Return the exact lines spanning from the line with "What data populates" through the last line of the entries, boundaries included, and no others.

Records excerpted from a collection:
-------
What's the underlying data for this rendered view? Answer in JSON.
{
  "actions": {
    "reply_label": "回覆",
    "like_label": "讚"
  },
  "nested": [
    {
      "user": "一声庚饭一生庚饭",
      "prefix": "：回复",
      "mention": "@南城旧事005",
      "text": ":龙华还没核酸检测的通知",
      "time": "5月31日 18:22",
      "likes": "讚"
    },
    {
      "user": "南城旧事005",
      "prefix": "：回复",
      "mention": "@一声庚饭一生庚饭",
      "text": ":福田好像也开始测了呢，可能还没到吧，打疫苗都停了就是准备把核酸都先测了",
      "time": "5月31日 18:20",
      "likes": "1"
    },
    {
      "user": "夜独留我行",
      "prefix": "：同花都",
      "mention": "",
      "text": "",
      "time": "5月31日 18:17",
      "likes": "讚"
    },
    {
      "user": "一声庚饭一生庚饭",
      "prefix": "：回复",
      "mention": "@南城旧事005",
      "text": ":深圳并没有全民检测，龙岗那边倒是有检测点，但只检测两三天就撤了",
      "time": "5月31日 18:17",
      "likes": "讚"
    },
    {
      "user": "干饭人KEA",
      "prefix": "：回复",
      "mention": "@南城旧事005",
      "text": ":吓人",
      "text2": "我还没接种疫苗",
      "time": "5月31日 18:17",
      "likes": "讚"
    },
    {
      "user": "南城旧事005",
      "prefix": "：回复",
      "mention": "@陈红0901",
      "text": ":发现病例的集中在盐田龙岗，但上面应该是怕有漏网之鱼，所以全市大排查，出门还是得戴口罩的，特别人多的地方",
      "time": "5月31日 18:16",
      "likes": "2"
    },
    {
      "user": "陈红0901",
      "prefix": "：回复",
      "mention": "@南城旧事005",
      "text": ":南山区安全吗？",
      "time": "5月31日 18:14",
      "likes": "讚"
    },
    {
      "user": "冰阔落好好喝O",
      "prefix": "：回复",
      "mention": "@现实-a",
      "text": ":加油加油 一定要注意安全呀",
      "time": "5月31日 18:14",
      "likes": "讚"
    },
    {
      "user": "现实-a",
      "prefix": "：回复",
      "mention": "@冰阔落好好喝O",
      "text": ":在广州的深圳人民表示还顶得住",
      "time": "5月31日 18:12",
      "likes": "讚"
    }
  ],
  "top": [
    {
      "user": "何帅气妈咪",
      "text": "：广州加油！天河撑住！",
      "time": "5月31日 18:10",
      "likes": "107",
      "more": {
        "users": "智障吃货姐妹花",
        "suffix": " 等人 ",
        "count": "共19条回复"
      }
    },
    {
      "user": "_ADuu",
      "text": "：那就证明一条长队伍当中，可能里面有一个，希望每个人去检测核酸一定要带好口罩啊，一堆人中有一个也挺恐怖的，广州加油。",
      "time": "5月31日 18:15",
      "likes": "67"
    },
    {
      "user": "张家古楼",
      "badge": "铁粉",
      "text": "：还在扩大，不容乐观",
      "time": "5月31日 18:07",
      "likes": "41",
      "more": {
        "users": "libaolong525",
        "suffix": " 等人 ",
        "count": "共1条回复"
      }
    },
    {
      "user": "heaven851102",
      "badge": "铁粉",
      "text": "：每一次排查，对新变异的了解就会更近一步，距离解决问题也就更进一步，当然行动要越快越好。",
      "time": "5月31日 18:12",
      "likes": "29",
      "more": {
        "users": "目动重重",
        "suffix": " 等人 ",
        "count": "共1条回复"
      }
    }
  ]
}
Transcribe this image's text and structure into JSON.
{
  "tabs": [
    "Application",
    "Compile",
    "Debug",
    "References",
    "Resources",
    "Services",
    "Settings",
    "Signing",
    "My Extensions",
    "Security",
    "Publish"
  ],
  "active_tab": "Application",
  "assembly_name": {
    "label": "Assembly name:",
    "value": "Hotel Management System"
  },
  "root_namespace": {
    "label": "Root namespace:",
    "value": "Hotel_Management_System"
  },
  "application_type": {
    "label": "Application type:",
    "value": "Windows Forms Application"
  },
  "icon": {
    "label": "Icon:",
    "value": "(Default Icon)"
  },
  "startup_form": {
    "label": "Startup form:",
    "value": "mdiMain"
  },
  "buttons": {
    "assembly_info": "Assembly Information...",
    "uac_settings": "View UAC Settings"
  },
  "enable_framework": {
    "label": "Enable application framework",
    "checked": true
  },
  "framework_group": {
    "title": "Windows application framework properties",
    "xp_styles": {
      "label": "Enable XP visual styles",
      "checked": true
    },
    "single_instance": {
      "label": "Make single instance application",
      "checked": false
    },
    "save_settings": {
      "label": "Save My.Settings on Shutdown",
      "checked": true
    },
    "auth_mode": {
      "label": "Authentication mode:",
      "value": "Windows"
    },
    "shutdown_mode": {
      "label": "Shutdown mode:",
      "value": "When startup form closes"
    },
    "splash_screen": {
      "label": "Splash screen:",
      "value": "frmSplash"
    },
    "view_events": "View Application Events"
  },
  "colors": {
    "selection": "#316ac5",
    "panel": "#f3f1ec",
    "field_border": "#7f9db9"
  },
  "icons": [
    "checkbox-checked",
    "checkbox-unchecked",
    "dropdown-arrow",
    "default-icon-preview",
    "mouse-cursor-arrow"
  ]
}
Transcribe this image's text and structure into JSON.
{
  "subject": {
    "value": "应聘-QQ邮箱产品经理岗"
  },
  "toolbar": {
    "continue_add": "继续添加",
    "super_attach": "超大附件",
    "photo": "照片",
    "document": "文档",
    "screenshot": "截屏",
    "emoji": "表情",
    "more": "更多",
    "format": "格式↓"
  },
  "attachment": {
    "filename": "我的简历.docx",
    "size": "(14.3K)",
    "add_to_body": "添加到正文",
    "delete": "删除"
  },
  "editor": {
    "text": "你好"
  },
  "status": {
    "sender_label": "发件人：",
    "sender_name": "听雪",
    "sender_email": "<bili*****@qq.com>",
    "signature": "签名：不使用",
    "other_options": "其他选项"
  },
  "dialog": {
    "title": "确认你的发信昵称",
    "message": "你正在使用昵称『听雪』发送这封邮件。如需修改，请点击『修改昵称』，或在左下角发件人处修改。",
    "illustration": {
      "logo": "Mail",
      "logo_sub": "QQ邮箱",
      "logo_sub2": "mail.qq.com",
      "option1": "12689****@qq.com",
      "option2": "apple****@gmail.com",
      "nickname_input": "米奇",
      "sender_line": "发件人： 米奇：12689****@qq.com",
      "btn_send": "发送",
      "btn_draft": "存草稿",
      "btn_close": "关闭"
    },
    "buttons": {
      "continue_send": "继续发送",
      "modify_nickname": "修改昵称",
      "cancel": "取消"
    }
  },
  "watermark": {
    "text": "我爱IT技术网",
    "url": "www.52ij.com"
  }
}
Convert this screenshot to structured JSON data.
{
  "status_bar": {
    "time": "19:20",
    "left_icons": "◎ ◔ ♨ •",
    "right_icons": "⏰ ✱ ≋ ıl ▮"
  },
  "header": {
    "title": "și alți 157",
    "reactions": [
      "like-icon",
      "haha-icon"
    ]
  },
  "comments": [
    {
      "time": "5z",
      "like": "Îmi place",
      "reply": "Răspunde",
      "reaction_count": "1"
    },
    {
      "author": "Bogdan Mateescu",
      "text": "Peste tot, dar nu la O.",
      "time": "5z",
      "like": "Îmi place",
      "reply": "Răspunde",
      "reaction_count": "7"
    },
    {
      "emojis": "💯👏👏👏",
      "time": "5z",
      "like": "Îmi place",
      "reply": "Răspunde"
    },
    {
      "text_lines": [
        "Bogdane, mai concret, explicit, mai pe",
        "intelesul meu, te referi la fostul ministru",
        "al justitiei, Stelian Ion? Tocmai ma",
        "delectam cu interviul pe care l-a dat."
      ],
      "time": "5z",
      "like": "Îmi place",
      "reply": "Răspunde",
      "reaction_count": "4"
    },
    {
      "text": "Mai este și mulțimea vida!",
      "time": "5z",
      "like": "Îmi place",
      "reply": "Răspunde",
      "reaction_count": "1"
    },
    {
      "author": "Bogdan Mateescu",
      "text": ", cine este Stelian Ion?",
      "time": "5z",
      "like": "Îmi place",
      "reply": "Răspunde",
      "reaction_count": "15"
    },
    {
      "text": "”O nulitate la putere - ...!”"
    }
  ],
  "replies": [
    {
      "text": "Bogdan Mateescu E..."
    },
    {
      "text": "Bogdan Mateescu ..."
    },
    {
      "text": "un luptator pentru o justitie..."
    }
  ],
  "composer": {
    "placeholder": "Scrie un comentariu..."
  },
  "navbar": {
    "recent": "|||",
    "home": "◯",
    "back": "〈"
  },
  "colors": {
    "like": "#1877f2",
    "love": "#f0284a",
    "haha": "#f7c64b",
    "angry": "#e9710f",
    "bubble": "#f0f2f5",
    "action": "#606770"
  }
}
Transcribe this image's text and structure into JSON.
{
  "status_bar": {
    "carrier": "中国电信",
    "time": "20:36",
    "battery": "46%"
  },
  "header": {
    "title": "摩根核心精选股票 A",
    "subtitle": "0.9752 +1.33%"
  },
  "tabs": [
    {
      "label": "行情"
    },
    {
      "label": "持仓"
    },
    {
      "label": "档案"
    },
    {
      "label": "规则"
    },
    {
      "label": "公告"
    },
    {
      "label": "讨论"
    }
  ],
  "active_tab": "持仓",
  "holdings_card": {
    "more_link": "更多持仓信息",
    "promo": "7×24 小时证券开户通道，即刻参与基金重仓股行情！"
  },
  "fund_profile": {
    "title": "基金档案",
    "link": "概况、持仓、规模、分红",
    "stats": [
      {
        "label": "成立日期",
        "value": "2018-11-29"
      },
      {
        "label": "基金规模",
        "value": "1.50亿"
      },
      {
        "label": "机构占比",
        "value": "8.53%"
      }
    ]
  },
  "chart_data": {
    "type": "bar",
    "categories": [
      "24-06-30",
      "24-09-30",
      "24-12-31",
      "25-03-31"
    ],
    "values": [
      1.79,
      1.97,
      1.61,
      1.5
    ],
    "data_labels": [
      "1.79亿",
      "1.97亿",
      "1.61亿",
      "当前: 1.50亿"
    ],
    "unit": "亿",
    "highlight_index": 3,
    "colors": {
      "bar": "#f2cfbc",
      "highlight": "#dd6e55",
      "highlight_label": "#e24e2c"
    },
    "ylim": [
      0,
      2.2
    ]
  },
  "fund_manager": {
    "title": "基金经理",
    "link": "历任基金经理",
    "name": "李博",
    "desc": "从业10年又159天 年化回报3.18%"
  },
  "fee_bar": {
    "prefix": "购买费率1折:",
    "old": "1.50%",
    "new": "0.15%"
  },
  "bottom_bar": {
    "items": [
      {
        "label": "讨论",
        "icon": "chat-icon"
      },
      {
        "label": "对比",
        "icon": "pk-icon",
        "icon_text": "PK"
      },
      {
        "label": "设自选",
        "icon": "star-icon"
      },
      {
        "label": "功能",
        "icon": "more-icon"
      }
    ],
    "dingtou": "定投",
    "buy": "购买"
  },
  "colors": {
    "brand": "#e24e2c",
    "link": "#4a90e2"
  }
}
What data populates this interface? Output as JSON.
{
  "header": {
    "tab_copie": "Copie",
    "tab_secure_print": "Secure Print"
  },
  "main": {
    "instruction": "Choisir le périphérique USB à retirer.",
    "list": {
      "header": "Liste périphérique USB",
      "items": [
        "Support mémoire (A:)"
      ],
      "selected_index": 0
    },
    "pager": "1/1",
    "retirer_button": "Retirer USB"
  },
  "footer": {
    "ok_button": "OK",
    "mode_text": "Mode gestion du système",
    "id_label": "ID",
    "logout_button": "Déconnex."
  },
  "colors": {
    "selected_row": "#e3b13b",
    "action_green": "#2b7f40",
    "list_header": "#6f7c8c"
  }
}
-------
# Problem solution:
What data populates this interface? Output as JSON.
{
  "header": {
    "tab_copie": "Copie",
    "tab_secure_print": "Secure Print"
  },
  "main": {
    "instruction": "Choisir le périphérique USB à retirer.",
    "list": {
      "header": "Liste périphérique USB",
      "items": [
        "Support mémoire (A:)"
      ],
      "selected_index": 0
    },
    "pager": "1/1",
    "retirer_button": "Retirer USB"
  },
  "footer": {
    "ok_button": "OK",
    "mode_text": "Mode gestion du système",
    "id_label": "ID",
    "logout_button": "Déconnex."
  },
  "colors": {
    "selected_row": "#e3b13b",
    "action_green": "#2b7f40",
    "list_header": "#6f7c8c"
  }
}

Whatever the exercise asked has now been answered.